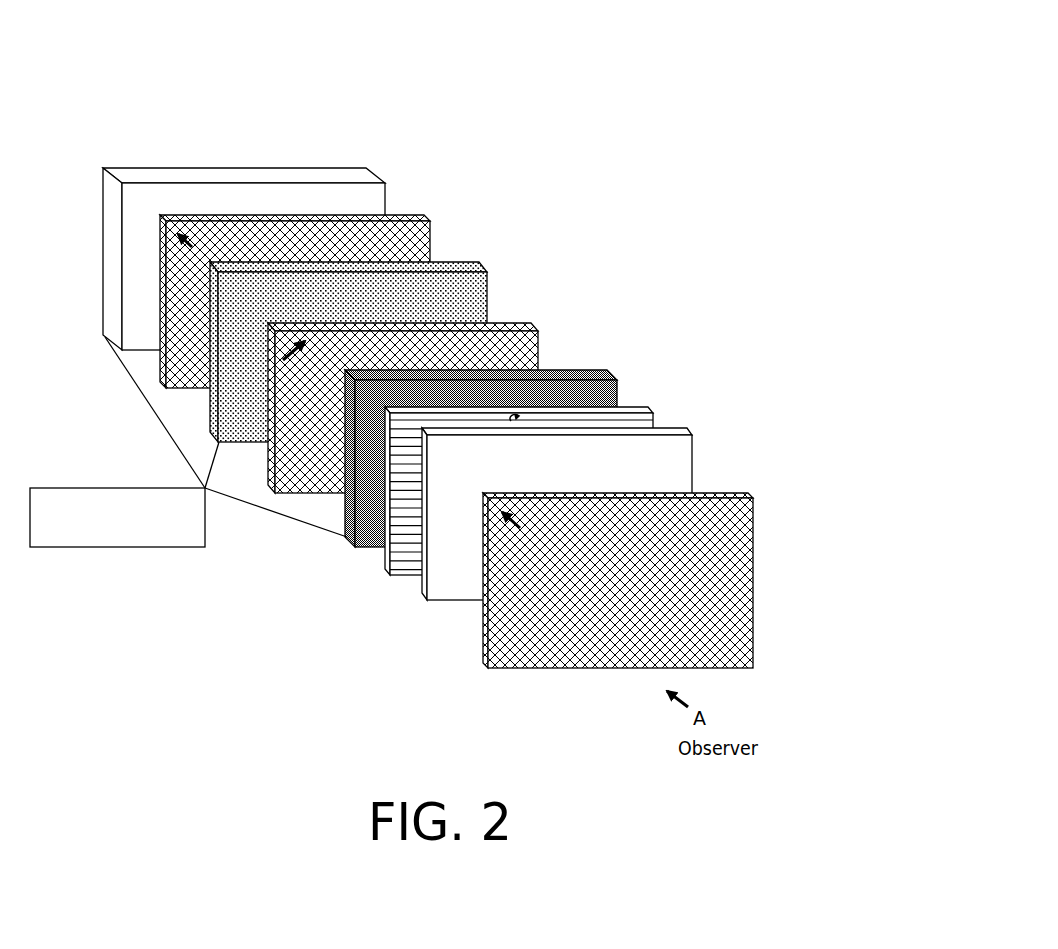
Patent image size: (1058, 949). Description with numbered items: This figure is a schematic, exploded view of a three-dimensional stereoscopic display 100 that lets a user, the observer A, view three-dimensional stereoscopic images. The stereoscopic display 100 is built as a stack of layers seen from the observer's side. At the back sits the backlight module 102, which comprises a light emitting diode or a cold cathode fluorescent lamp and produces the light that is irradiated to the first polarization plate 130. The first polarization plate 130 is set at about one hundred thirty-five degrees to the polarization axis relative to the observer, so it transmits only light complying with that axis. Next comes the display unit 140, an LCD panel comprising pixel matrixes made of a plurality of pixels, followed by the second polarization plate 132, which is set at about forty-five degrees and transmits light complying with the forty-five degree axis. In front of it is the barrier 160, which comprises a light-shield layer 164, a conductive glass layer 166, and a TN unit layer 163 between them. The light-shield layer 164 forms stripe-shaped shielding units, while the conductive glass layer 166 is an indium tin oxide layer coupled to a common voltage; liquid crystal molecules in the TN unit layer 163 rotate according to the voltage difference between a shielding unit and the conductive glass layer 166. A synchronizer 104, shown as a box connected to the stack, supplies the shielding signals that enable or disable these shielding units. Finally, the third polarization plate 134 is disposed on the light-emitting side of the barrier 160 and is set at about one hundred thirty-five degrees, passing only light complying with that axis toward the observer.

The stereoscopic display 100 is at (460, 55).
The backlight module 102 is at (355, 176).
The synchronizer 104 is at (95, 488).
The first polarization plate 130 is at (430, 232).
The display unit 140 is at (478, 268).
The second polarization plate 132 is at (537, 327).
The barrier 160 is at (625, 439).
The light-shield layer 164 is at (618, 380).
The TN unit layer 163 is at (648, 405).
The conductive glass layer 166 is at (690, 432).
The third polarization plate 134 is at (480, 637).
_ _ _ _
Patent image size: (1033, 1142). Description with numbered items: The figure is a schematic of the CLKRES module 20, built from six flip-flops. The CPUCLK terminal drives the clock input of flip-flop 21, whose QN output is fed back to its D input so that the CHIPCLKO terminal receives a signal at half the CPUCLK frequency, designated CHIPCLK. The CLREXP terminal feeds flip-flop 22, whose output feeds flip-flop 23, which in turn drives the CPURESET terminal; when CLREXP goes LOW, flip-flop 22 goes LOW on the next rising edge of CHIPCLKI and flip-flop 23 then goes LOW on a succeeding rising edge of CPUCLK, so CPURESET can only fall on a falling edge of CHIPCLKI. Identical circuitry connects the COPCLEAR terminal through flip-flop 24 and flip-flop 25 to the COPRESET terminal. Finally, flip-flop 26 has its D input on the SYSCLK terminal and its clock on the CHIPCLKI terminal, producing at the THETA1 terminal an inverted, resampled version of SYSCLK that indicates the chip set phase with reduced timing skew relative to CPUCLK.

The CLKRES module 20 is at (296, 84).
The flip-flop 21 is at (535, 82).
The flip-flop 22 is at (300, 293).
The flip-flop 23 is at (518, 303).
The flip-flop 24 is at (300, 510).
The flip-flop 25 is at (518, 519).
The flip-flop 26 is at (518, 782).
_ _ _ _
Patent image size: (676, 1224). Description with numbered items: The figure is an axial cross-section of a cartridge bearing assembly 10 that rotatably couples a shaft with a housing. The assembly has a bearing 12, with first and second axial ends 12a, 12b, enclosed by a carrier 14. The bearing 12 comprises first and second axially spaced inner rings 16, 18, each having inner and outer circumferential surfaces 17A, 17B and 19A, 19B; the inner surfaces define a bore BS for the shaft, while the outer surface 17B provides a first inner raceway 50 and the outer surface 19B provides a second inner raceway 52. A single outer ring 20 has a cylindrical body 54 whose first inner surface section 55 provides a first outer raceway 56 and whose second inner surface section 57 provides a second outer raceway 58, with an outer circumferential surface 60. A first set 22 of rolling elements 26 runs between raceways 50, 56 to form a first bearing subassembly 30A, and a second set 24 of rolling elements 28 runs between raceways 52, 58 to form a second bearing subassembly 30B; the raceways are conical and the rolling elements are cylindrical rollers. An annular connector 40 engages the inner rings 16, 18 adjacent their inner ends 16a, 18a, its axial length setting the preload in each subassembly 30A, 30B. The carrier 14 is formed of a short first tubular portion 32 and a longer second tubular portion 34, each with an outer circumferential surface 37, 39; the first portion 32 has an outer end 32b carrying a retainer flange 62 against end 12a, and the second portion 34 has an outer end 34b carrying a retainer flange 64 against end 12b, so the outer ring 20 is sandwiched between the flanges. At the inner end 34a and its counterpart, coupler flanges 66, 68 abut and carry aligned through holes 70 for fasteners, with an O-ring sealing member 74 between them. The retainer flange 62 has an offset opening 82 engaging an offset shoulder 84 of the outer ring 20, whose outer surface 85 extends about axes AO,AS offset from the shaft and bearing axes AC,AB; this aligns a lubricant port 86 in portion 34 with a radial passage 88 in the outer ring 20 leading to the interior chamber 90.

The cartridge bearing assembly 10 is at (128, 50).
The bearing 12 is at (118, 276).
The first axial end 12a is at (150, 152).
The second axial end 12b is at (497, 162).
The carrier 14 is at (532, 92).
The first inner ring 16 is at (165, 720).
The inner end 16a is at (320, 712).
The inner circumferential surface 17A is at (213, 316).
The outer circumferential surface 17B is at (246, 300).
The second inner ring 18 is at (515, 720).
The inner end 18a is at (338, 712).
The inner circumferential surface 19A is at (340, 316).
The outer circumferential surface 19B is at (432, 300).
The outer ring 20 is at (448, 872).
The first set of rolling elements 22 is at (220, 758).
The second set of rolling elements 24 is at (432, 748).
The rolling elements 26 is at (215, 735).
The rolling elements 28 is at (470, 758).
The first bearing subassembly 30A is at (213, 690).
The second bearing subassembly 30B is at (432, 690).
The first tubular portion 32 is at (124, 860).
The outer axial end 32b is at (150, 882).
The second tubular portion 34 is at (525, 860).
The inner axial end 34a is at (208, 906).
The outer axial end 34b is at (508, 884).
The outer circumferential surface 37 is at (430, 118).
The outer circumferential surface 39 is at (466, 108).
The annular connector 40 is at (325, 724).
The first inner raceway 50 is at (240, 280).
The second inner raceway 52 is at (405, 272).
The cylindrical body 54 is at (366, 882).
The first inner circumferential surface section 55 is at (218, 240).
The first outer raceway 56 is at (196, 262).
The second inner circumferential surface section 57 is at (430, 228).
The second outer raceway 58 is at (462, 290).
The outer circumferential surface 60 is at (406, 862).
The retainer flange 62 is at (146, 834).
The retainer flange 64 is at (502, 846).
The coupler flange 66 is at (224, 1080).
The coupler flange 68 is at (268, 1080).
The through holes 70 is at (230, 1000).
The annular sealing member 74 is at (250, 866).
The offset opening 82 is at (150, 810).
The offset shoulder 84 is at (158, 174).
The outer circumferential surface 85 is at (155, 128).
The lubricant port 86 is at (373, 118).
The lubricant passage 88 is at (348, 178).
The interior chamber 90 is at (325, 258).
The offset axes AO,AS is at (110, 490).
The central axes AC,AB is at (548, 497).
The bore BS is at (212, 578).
_ _ _ _
### [To be done]
Please reproduce only the part of the records that opens with the line containing "Patent image size: (1033, 1142)." and closes with the line containing "The flip-flop 26 is at (518, 782).", swapping "CPUCLK" for "SYSCLK" and changing nothing else.

### [Solved exercise]
Patent image size: (1033, 1142). Description with numbered items: The figure is a schematic of the CLKRES module 20, built from six flip-flops. The SYSCLK terminal drives the clock input of flip-flop 21, whose QN output is fed back to its D input so that the CHIPCLKO terminal receives a signal at half the SYSCLK frequency, designated CHIPCLK. The CLREXP terminal feeds flip-flop 22, whose output feeds flip-flop 23, which in turn drives the CPURESET terminal; when CLREXP goes LOW, flip-flop 22 goes LOW on the next rising edge of CHIPCLKI and flip-flop 23 then goes LOW on a succeeding rising edge of SYSCLK, so CPURESET can only fall on a falling edge of CHIPCLKI. Identical circuitry connects the COPCLEAR terminal through flip-flop 24 and flip-flop 25 to the COPRESET terminal. Finally, flip-flop 26 has its D input on the SYSCLK terminal and its clock on the CHIPCLKI terminal, producing at the THETA1 terminal an inverted, resampled version of SYSCLK that indicates the chip set phase with reduced timing skew relative to SYSCLK.

The CLKRES module 20 is at (296, 84).
The flip-flop 21 is at (535, 82).
The flip-flop 22 is at (300, 293).
The flip-flop 23 is at (518, 303).
The flip-flop 24 is at (300, 510).
The flip-flop 25 is at (518, 519).
The flip-flop 26 is at (518, 782).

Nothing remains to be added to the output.